• _Requirements_
Return the listing below in full, with every line exactly as it is.

• _Information provided_
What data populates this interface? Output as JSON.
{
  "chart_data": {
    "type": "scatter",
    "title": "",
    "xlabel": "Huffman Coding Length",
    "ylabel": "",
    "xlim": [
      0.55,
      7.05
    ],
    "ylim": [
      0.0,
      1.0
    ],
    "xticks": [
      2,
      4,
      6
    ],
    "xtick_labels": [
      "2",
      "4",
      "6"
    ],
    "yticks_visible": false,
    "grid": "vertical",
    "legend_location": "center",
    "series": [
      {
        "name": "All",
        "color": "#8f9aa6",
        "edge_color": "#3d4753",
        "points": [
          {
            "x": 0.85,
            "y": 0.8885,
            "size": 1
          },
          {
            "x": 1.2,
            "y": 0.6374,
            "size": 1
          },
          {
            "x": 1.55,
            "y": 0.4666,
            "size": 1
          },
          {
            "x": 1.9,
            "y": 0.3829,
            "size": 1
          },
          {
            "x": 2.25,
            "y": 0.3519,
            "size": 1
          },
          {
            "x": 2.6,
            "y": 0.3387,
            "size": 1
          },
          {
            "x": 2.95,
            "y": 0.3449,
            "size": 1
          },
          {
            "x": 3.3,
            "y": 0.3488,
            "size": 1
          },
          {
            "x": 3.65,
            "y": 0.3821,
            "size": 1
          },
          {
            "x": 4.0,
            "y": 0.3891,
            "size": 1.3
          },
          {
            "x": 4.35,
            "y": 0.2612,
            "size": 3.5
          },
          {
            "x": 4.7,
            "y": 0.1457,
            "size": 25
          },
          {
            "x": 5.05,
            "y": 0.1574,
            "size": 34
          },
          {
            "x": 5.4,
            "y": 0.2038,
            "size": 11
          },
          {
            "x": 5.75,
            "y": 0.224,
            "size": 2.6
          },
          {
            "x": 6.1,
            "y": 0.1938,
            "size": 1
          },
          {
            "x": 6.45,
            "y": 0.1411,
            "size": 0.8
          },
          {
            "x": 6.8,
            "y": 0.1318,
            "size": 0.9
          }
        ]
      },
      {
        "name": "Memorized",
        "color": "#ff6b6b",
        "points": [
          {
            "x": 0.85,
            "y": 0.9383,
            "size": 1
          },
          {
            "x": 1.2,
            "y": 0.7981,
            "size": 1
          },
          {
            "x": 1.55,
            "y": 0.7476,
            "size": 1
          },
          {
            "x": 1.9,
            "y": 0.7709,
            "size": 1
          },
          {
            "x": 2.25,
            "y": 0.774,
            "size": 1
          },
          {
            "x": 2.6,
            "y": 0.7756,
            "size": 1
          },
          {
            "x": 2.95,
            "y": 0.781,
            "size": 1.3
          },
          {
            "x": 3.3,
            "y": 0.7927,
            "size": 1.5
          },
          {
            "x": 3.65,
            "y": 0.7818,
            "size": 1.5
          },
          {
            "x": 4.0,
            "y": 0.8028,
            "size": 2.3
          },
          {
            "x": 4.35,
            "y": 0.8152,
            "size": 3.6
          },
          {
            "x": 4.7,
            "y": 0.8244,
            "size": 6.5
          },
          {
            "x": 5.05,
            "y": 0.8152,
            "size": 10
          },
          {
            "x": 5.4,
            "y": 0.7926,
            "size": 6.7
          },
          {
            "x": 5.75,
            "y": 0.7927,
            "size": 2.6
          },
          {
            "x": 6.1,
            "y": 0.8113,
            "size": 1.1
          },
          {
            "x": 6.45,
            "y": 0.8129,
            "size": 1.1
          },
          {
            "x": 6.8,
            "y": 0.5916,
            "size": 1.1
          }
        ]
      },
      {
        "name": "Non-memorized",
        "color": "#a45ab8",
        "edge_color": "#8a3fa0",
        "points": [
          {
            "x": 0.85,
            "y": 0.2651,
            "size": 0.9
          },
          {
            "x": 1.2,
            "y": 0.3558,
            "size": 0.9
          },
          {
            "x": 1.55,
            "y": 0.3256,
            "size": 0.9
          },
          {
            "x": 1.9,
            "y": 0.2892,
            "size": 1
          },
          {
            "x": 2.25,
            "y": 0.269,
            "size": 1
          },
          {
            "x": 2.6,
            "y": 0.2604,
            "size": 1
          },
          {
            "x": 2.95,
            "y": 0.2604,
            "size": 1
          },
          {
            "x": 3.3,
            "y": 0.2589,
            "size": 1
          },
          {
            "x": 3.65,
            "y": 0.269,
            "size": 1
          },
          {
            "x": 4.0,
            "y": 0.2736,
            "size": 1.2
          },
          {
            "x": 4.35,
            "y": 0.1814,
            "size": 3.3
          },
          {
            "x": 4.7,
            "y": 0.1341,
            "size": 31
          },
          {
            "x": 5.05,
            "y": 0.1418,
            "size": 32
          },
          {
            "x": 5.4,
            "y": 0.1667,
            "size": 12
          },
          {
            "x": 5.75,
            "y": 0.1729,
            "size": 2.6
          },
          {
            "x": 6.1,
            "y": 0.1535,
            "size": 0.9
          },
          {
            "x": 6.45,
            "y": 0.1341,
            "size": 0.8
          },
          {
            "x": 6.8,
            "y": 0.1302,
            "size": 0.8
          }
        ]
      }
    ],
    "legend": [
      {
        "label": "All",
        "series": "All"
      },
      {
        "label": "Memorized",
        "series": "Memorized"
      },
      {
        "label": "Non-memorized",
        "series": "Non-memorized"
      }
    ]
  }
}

• _Solution to this problem_
What data populates this interface? Output as JSON.
{
  "chart_data": {
    "type": "scatter",
    "title": "",
    "xlabel": "Huffman Coding Length",
    "ylabel": "",
    "xlim": [
      0.55,
      7.05
    ],
    "ylim": [
      0.0,
      1.0
    ],
    "xticks": [
      2,
      4,
      6
    ],
    "xtick_labels": [
      "2",
      "4",
      "6"
    ],
    "yticks_visible": false,
    "grid": "vertical",
    "legend_location": "center",
    "series": [
      {
        "name": "All",
        "color": "#8f9aa6",
        "edge_color": "#3d4753",
        "points": [
          {
            "x": 0.85,
            "y": 0.8885,
            "size": 1
          },
          {
            "x": 1.2,
            "y": 0.6374,
            "size": 1
          },
          {
            "x": 1.55,
            "y": 0.4666,
            "size": 1
          },
          {
            "x": 1.9,
            "y": 0.3829,
            "size": 1
          },
          {
            "x": 2.25,
            "y": 0.3519,
            "size": 1
          },
          {
            "x": 2.6,
            "y": 0.3387,
            "size": 1
          },
          {
            "x": 2.95,
            "y": 0.3449,
            "size": 1
          },
          {
            "x": 3.3,
            "y": 0.3488,
            "size": 1
          },
          {
            "x": 3.65,
            "y": 0.3821,
            "size": 1
          },
          {
            "x": 4.0,
            "y": 0.3891,
            "size": 1.3
          },
          {
            "x": 4.35,
            "y": 0.2612,
            "size": 3.5
          },
          {
            "x": 4.7,
            "y": 0.1457,
            "size": 25
          },
          {
            "x": 5.05,
            "y": 0.1574,
            "size": 34
          },
          {
            "x": 5.4,
            "y": 0.2038,
            "size": 11
          },
          {
            "x": 5.75,
            "y": 0.224,
            "size": 2.6
          },
          {
            "x": 6.1,
            "y": 0.1938,
            "size": 1
          },
          {
            "x": 6.45,
            "y": 0.1411,
            "size": 0.8
          },
          {
            "x": 6.8,
            "y": 0.1318,
            "size": 0.9
          }
        ]
      },
      {
        "name": "Memorized",
        "color": "#ff6b6b",
        "points": [
          {
            "x": 0.85,
            "y": 0.9383,
            "size": 1
          },
          {
            "x": 1.2,
            "y": 0.7981,
            "size": 1
          },
          {
            "x": 1.55,
            "y": 0.7476,
            "size": 1
          },
          {
            "x": 1.9,
            "y": 0.7709,
            "size": 1
          },
          {
            "x": 2.25,
            "y": 0.774,
            "size": 1
          },
          {
            "x": 2.6,
            "y": 0.7756,
            "size": 1
          },
          {
            "x": 2.95,
            "y": 0.781,
            "size": 1.3
          },
          {
            "x": 3.3,
            "y": 0.7927,
            "size": 1.5
          },
          {
            "x": 3.65,
            "y": 0.7818,
            "size": 1.5
          },
          {
            "x": 4.0,
            "y": 0.8028,
            "size": 2.3
          },
          {
            "x": 4.35,
            "y": 0.8152,
            "size": 3.6
          },
          {
            "x": 4.7,
            "y": 0.8244,
            "size": 6.5
          },
          {
            "x": 5.05,
            "y": 0.8152,
            "size": 10
          },
          {
            "x": 5.4,
            "y": 0.7926,
            "size": 6.7
          },
          {
            "x": 5.75,
            "y": 0.7927,
            "size": 2.6
          },
          {
            "x": 6.1,
            "y": 0.8113,
            "size": 1.1
          },
          {
            "x": 6.45,
            "y": 0.8129,
            "size": 1.1
          },
          {
            "x": 6.8,
            "y": 0.5916,
            "size": 1.1
          }
        ]
      },
      {
        "name": "Non-memorized",
        "color": "#a45ab8",
        "edge_color": "#8a3fa0",
        "points": [
          {
            "x": 0.85,
            "y": 0.2651,
            "size": 0.9
          },
          {
            "x": 1.2,
            "y": 0.3558,
            "size": 0.9
          },
          {
            "x": 1.55,
            "y": 0.3256,
            "size": 0.9
          },
          {
            "x": 1.9,
            "y": 0.2892,
            "size": 1
          },
          {
            "x": 2.25,
            "y": 0.269,
            "size": 1
          },
          {
            "x": 2.6,
            "y": 0.2604,
            "size": 1
          },
          {
            "x": 2.95,
            "y": 0.2604,
            "size": 1
          },
          {
            "x": 3.3,
            "y": 0.2589,
            "size": 1
          },
          {
            "x": 3.65,
            "y": 0.269,
            "size": 1
          },
          {
            "x": 4.0,
            "y": 0.2736,
            "size": 1.2
          },
          {
            "x": 4.35,
            "y": 0.1814,
            "size": 3.3
          },
          {
            "x": 4.7,
            "y": 0.1341,
            "size": 31
          },
          {
            "x": 5.05,
            "y": 0.1418,
            "size": 32
          },
          {
            "x": 5.4,
            "y": 0.1667,
            "size": 12
          },
          {
            "x": 5.75,
            "y": 0.1729,
            "size": 2.6
          },
          {
            "x": 6.1,
            "y": 0.1535,
            "size": 0.9
          },
          {
            "x": 6.45,
            "y": 0.1341,
            "size": 0.8
          },
          {
            "x": 6.8,
            "y": 0.1302,
            "size": 0.8
          }
        ]
      }
    ],
    "legend": [
      {
        "label": "All",
        "series": "All"
      },
      {
        "label": "Memorized",
        "series": "Memorized"
      },
      {
        "label": "Non-memorized",
        "series": "Non-memorized"
      }
    ]
  }
}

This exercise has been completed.